* **Problem to solve**
Copy out every record below exactly as written, but leave out any pictures.

(Stored data entries)
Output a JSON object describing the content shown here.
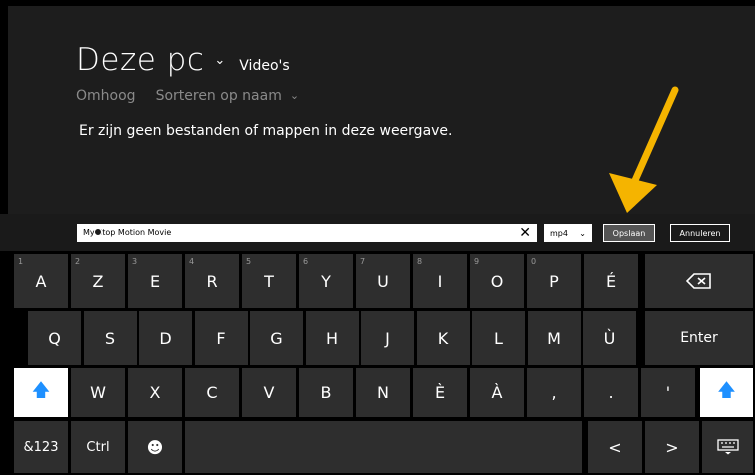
{
  "picker": {
    "title": "Deze pc",
    "title_chevron": "⌄",
    "subfolder": "Video's",
    "nav_up": "Omhoog",
    "sort": "Sorteren op naam",
    "sort_chevron": "⌄",
    "empty_message": "Er zijn geen bestanden of mappen in deze weergave."
  },
  "savebar": {
    "filename": "My Stop Motion Movie",
    "clear": "✕",
    "filetype": "mp4",
    "filetype_chevron": "⌄",
    "save_label": "Opslaan",
    "cancel_label": "Annuleren"
  },
  "annotation": {
    "arrow_color": "#f5b400"
  },
  "keyboard": {
    "row1": [
      {
        "label": "A",
        "digit": "1"
      },
      {
        "label": "Z",
        "digit": "2"
      },
      {
        "label": "E",
        "digit": "3"
      },
      {
        "label": "R",
        "digit": "4"
      },
      {
        "label": "T",
        "digit": "5"
      },
      {
        "label": "Y",
        "digit": "6"
      },
      {
        "label": "U",
        "digit": "7"
      },
      {
        "label": "I",
        "digit": "8"
      },
      {
        "label": "O",
        "digit": "9"
      },
      {
        "label": "P",
        "digit": "0"
      },
      {
        "label": "É",
        "digit": ""
      }
    ],
    "backspace_icon": "backspace-icon",
    "row2": [
      "Q",
      "S",
      "D",
      "F",
      "G",
      "H",
      "J",
      "K",
      "L",
      "M",
      "Ù"
    ],
    "enter": "Enter",
    "row3": [
      "W",
      "X",
      "C",
      "V",
      "B",
      "N",
      "È",
      "À",
      ",",
      ".",
      "'"
    ],
    "shift_icon": "shift-arrow-icon",
    "num_key": "&123",
    "ctrl_key": "Ctrl",
    "emoji_icon": "smiley-icon",
    "left_key": "<",
    "right_key": ">",
    "keyboard_icon": "keyboard-icon"
  }
}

* **Answer in full**
Output a JSON object describing the content shown here.
{
  "picker": {
    "title": "Deze pc",
    "title_chevron": "⌄",
    "subfolder": "Video's",
    "nav_up": "Omhoog",
    "sort": "Sorteren op naam",
    "sort_chevron": "⌄",
    "empty_message": "Er zijn geen bestanden of mappen in deze weergave."
  },
  "savebar": {
    "filename": "My Stop Motion Movie",
    "clear": "✕",
    "filetype": "mp4",
    "filetype_chevron": "⌄",
    "save_label": "Opslaan",
    "cancel_label": "Annuleren"
  },
  "annotation": {
    "arrow_color": "#f5b400"
  },
  "keyboard": {
    "row1": [
      {
        "label": "A",
        "digit": "1"
      },
      {
        "label": "Z",
        "digit": "2"
      },
      {
        "label": "E",
        "digit": "3"
      },
      {
        "label": "R",
        "digit": "4"
      },
      {
        "label": "T",
        "digit": "5"
      },
      {
        "label": "Y",
        "digit": "6"
      },
      {
        "label": "U",
        "digit": "7"
      },
      {
        "label": "I",
        "digit": "8"
      },
      {
        "label": "O",
        "digit": "9"
      },
      {
        "label": "P",
        "digit": "0"
      },
      {
        "label": "É",
        "digit": ""
      }
    ],
    "backspace_icon": "backspace-icon",
    "row2": [
      "Q",
      "S",
      "D",
      "F",
      "G",
      "H",
      "J",
      "K",
      "L",
      "M",
      "Ù"
    ],
    "enter": "Enter",
    "row3": [
      "W",
      "X",
      "C",
      "V",
      "B",
      "N",
      "È",
      "À",
      ",",
      ".",
      "'"
    ],
    "shift_icon": "shift-arrow-icon",
    "num_key": "&123",
    "ctrl_key": "Ctrl",
    "emoji_icon": "smiley-icon",
    "left_key": "<",
    "right_key": ">",
    "keyboard_icon": "keyboard-icon"
  }
}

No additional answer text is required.